> Input records
>> start
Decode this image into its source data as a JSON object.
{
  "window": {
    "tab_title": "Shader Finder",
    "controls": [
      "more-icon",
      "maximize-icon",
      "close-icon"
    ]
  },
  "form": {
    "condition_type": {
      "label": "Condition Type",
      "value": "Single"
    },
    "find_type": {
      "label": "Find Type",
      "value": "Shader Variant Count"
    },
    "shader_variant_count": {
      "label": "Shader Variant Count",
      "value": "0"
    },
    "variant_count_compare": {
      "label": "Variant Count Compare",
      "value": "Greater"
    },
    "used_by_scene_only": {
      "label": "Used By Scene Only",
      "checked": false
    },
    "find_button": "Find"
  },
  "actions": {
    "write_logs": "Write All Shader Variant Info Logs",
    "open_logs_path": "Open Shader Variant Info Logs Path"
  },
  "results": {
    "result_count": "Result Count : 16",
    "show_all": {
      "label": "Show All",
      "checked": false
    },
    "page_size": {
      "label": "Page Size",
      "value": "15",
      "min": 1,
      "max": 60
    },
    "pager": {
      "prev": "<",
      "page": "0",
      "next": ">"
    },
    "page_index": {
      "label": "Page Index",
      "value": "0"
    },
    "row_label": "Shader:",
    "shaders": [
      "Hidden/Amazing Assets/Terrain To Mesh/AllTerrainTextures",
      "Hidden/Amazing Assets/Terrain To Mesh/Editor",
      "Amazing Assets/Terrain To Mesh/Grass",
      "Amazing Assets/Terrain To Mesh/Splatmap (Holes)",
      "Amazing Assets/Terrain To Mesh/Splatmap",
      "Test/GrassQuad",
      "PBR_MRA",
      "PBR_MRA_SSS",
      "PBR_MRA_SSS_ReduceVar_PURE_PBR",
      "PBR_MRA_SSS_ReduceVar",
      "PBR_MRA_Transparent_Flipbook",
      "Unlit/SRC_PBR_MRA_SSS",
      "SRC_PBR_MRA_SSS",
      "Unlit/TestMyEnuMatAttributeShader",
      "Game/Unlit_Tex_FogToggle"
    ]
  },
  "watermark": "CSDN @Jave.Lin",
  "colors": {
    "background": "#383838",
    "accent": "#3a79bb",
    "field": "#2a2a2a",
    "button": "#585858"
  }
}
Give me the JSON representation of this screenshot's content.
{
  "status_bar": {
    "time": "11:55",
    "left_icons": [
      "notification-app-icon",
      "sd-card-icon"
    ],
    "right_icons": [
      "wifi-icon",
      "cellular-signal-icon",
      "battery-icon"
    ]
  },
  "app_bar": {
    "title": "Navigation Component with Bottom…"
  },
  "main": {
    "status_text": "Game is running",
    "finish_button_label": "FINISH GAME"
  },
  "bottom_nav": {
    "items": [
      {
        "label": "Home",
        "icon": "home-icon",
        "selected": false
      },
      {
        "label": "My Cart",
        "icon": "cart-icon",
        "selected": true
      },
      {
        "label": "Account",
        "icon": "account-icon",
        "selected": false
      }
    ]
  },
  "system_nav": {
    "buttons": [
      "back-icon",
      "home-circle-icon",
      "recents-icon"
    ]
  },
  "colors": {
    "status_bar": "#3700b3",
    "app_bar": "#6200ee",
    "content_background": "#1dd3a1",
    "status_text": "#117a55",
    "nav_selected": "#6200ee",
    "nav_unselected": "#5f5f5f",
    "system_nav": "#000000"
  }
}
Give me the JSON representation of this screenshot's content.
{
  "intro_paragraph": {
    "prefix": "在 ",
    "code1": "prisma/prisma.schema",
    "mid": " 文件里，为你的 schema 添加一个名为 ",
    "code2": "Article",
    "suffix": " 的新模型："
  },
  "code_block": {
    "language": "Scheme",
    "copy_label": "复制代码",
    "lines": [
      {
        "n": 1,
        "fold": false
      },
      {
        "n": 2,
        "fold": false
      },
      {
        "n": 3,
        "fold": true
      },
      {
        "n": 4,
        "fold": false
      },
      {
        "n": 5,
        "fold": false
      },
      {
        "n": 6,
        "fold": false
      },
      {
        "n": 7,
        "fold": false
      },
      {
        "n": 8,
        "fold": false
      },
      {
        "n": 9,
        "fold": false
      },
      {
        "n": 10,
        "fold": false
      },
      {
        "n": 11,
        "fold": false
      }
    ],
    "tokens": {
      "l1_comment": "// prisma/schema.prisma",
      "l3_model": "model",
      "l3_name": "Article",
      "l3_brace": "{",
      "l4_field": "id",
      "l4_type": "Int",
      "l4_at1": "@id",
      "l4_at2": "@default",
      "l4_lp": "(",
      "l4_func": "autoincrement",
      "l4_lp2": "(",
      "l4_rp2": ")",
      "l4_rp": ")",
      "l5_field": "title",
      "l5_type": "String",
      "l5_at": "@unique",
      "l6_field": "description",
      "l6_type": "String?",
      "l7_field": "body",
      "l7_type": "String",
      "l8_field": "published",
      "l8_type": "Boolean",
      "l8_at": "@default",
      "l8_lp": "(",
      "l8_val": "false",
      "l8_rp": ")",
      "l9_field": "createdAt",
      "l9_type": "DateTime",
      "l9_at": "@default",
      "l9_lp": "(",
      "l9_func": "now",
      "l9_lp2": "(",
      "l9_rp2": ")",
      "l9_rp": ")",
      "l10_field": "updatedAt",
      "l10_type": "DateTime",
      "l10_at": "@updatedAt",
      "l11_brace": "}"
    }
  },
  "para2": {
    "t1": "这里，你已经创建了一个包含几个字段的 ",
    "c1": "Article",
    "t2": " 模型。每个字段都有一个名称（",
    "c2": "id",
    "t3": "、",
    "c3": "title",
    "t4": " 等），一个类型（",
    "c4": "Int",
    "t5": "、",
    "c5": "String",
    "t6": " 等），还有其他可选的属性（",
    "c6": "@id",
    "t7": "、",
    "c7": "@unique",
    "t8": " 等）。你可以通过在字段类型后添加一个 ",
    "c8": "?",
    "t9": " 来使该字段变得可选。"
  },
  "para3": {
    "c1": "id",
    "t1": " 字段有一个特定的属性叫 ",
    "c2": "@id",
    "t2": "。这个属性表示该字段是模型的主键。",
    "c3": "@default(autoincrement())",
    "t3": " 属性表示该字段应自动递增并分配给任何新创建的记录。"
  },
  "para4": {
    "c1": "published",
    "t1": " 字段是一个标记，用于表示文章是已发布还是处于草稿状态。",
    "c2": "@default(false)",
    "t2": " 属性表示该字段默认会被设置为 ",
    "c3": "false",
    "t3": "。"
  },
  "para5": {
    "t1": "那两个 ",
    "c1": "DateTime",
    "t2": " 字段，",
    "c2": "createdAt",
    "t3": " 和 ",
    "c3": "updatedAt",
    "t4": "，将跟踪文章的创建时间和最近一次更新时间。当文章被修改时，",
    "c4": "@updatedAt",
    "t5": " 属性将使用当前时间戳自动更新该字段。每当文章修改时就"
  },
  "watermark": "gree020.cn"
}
>> end
Identify the lines that contain the string "updatedAt", and copy every one of them.

      "l10_field": "updatedAt",
      "l10_at": "@updatedAt",
    "c3": "updatedAt",
    "c4": "@updatedAt",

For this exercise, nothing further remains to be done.